Stored items from a collection:
>> begin

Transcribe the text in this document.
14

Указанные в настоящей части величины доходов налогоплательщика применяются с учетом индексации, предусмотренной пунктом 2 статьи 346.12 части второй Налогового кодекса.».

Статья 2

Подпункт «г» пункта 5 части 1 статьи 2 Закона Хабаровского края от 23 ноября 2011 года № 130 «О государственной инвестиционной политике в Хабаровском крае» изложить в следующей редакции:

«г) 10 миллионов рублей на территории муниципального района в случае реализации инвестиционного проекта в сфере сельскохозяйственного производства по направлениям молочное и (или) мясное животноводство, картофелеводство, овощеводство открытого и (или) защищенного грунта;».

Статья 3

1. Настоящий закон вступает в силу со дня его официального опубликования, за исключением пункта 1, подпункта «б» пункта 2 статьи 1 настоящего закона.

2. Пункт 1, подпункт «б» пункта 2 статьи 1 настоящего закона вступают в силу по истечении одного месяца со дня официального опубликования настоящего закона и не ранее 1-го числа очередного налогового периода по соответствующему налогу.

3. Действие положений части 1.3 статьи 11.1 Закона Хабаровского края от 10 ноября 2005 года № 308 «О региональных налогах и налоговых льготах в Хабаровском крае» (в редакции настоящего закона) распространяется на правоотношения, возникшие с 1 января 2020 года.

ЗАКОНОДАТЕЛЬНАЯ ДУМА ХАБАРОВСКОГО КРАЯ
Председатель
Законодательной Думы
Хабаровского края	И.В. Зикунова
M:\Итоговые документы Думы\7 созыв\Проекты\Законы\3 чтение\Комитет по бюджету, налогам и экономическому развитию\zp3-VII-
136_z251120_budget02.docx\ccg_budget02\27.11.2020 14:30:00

>> end

== The task ==
Restate every record exactly, leaving nothing out.

== Task result ==
Transcribe the text in this document.
14

Указанные в настоящей части величины доходов налогоплательщика применяются с учетом индексации, предусмотренной пунктом 2 статьи 346.12 части второй Налогового кодекса.».

Статья 2

Подпункт «г» пункта 5 части 1 статьи 2 Закона Хабаровского края от 23 ноября 2011 года № 130 «О государственной инвестиционной политике в Хабаровском крае» изложить в следующей редакции:

«г) 10 миллионов рублей на территории муниципального района в случае реализации инвестиционного проекта в сфере сельскохозяйственного производства по направлениям молочное и (или) мясное животноводство, картофелеводство, овощеводство открытого и (или) защищенного грунта;».

Статья 3

1. Настоящий закон вступает в силу со дня его официального опубликования, за исключением пункта 1, подпункта «б» пункта 2 статьи 1 настоящего закона.

2. Пункт 1, подпункт «б» пункта 2 статьи 1 настоящего закона вступают в силу по истечении одного месяца со дня официального опубликования настоящего закона и не ранее 1-го числа очередного налогового периода по соответствующему налогу.

3. Действие положений части 1.3 статьи 11.1 Закона Хабаровского края от 10 ноября 2005 года № 308 «О региональных налогах и налоговых льготах в Хабаровском крае» (в редакции настоящего закона) распространяется на правоотношения, возникшие с 1 января 2020 года.

ЗАКОНОДАТЕЛЬНАЯ ДУМА ХАБАРОВСКОГО КРАЯ
Председатель
Законодательной Думы
Хабаровского края	И.В. Зикунова
M:\Итоговые документы Думы\7 созыв\Проекты\Законы\3 чтение\Комитет по бюджету, налогам и экономическому развитию\zp3-VII-
136_z251120_budget02.docx\ccg_budget02\27.11.2020 14:30:00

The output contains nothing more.